▶ Collected data
* Start *
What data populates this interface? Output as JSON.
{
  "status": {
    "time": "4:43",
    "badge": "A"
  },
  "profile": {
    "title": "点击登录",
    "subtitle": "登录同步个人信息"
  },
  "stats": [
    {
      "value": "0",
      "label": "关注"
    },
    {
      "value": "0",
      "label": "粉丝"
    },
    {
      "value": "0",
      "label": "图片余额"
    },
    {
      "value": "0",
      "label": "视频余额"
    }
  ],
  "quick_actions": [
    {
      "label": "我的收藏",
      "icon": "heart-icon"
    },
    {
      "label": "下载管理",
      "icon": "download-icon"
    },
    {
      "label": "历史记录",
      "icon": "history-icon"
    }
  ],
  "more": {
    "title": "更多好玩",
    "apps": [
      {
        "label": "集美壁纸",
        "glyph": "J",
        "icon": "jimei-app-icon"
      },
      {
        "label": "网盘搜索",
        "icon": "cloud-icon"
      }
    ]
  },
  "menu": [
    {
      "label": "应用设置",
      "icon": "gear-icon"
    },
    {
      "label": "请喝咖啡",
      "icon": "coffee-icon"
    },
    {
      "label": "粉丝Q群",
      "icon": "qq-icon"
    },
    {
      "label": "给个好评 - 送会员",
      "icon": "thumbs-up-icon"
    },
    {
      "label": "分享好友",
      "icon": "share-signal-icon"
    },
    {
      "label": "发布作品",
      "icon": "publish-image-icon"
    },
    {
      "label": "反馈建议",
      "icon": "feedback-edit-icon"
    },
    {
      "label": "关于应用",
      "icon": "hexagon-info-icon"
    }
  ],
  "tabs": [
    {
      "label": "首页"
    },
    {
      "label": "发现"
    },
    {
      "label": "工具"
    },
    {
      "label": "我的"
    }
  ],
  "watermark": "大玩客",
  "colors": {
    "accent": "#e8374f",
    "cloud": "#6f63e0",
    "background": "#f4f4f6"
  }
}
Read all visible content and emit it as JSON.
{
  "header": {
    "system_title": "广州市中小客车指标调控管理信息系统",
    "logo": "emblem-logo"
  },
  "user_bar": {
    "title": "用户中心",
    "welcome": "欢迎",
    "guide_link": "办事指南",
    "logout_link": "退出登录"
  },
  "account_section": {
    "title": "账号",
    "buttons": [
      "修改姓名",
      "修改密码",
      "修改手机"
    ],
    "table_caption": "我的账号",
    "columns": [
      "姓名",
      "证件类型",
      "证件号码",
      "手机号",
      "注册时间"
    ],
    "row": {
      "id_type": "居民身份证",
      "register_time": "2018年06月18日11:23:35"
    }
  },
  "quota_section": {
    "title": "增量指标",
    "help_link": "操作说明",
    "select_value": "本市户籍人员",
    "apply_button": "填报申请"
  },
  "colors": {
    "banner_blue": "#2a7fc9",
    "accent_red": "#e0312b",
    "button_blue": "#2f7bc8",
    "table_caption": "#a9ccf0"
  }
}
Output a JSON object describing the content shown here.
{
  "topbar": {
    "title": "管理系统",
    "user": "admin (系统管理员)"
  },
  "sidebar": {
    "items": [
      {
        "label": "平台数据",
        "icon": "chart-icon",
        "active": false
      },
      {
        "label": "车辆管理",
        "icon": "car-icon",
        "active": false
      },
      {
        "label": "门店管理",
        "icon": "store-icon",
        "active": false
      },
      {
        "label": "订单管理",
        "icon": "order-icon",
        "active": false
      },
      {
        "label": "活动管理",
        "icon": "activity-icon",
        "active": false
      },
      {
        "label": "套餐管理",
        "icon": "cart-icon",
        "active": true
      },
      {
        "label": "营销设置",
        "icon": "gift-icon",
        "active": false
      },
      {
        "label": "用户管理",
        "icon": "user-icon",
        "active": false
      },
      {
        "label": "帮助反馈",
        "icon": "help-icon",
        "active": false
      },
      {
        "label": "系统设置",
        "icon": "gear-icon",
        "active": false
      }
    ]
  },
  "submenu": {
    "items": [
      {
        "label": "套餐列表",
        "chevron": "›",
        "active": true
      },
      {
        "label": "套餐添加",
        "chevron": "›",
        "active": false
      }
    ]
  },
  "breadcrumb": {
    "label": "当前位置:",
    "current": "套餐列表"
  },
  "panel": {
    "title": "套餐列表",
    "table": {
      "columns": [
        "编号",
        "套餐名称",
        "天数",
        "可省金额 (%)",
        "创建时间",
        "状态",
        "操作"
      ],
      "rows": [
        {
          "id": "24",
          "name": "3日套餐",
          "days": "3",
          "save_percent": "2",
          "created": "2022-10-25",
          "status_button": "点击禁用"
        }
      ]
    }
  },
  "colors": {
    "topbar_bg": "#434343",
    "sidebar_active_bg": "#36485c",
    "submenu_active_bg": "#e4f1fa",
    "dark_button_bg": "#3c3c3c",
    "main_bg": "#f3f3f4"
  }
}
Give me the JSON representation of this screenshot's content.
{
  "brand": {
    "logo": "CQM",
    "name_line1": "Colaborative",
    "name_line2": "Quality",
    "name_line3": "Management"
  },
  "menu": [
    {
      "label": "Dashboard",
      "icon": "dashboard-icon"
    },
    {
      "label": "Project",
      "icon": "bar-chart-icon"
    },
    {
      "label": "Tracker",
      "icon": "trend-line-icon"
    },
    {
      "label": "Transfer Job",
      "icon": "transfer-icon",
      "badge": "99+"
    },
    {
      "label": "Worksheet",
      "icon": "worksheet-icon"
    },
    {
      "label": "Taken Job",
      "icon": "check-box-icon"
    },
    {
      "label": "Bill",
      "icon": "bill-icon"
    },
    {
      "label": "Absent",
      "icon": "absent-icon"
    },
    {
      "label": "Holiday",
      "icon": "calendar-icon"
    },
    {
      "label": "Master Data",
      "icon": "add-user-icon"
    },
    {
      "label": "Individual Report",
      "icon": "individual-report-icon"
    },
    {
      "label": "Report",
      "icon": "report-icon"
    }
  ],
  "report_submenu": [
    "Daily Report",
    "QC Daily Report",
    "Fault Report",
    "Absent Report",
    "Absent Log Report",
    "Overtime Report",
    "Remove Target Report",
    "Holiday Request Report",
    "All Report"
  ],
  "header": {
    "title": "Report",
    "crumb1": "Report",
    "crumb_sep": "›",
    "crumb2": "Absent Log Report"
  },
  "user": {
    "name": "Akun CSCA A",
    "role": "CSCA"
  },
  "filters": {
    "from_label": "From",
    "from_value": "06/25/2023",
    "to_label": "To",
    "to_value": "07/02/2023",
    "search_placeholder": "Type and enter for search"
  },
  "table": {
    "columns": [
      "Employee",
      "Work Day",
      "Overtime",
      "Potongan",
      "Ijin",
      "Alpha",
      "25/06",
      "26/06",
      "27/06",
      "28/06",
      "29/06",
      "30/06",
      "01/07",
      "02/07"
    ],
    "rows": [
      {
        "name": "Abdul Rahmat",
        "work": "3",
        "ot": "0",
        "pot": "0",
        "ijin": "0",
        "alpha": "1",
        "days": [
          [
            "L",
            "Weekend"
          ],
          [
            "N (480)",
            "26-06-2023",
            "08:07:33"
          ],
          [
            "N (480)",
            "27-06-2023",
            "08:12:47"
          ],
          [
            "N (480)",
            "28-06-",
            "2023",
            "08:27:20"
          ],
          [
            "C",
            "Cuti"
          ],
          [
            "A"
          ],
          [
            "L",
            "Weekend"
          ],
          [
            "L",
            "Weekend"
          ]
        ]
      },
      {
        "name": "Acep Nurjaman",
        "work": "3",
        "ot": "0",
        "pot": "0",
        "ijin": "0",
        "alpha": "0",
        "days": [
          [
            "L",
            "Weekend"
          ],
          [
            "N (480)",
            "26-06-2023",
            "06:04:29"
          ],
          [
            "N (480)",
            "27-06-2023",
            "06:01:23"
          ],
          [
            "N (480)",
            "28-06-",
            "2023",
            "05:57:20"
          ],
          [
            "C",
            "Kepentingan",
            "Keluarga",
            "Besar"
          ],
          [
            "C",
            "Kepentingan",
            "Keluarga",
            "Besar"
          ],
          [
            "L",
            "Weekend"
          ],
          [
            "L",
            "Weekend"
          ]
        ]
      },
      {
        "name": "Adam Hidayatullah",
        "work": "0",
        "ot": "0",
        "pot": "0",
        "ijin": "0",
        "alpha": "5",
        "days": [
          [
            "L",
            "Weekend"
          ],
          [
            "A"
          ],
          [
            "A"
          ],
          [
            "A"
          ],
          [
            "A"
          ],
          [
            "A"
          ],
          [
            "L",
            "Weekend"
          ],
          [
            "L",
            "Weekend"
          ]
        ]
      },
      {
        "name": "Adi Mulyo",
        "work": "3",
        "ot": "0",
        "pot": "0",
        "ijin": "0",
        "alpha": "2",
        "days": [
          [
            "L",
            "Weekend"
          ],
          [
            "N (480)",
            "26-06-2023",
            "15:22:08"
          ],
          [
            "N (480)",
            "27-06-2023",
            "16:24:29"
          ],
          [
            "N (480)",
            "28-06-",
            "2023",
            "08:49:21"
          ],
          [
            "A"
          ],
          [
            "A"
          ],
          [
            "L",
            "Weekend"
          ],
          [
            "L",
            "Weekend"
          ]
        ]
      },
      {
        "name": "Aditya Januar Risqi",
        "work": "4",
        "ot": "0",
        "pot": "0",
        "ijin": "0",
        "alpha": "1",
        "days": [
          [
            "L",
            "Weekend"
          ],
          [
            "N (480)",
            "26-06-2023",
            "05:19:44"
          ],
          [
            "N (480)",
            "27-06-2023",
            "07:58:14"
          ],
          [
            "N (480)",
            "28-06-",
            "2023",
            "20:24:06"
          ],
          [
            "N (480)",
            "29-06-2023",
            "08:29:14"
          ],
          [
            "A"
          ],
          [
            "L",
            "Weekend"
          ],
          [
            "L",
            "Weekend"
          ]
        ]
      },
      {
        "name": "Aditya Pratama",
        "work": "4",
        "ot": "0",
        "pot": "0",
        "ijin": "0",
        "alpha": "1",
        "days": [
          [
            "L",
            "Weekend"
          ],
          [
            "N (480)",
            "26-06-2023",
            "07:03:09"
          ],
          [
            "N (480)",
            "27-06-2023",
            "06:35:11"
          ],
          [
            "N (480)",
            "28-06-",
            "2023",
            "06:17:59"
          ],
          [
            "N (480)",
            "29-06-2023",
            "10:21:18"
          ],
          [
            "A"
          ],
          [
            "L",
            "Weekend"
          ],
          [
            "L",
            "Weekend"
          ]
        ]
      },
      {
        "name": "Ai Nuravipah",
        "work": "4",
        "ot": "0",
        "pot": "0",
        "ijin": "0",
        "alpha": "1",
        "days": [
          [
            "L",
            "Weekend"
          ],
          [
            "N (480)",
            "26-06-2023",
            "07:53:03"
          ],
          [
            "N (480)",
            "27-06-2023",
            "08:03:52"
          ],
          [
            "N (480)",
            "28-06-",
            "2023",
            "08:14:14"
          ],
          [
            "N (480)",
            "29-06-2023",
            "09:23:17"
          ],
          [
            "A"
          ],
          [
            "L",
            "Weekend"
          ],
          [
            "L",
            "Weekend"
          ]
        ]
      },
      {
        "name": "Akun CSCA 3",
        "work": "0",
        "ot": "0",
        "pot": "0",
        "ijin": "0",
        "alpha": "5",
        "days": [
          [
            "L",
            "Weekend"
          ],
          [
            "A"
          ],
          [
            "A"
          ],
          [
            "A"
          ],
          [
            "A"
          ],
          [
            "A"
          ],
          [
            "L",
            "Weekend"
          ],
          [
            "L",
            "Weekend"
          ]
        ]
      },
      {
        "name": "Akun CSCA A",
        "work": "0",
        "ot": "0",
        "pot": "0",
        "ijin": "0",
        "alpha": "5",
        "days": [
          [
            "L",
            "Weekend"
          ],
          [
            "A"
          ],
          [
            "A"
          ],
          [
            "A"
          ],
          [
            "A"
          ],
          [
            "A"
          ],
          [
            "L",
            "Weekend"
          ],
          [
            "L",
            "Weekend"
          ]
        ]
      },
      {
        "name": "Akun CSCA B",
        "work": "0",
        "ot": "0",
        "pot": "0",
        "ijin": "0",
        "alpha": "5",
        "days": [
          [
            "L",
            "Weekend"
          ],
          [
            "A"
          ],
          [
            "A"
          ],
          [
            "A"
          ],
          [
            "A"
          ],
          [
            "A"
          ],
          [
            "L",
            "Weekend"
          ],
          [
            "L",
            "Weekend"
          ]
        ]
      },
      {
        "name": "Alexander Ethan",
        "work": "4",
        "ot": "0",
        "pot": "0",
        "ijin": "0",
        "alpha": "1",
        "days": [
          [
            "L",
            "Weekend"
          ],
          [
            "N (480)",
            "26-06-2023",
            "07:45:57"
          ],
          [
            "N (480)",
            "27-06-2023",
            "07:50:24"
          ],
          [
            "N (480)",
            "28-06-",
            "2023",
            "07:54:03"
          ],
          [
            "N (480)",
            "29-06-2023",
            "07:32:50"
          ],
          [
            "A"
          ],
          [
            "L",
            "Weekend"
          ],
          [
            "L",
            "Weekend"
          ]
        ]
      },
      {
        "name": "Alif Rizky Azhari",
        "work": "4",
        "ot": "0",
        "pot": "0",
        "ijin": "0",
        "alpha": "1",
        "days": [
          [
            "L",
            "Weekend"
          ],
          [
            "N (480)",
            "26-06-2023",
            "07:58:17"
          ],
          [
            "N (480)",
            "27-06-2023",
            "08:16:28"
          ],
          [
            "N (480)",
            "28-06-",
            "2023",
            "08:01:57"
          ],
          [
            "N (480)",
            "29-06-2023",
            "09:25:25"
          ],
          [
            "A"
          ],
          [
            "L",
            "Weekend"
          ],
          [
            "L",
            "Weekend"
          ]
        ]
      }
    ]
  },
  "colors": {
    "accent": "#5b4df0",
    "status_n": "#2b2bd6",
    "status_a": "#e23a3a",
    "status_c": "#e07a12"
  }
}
* End *
▶ Set problem
Show the lines of the data that hold the word "CSCA".

▶ Response to this task
    "name": "Akun CSCA A",
    "role": "CSCA"
        "name": "Akun CSCA 3",
        "name": "Akun CSCA A",
        "name": "Akun CSCA B",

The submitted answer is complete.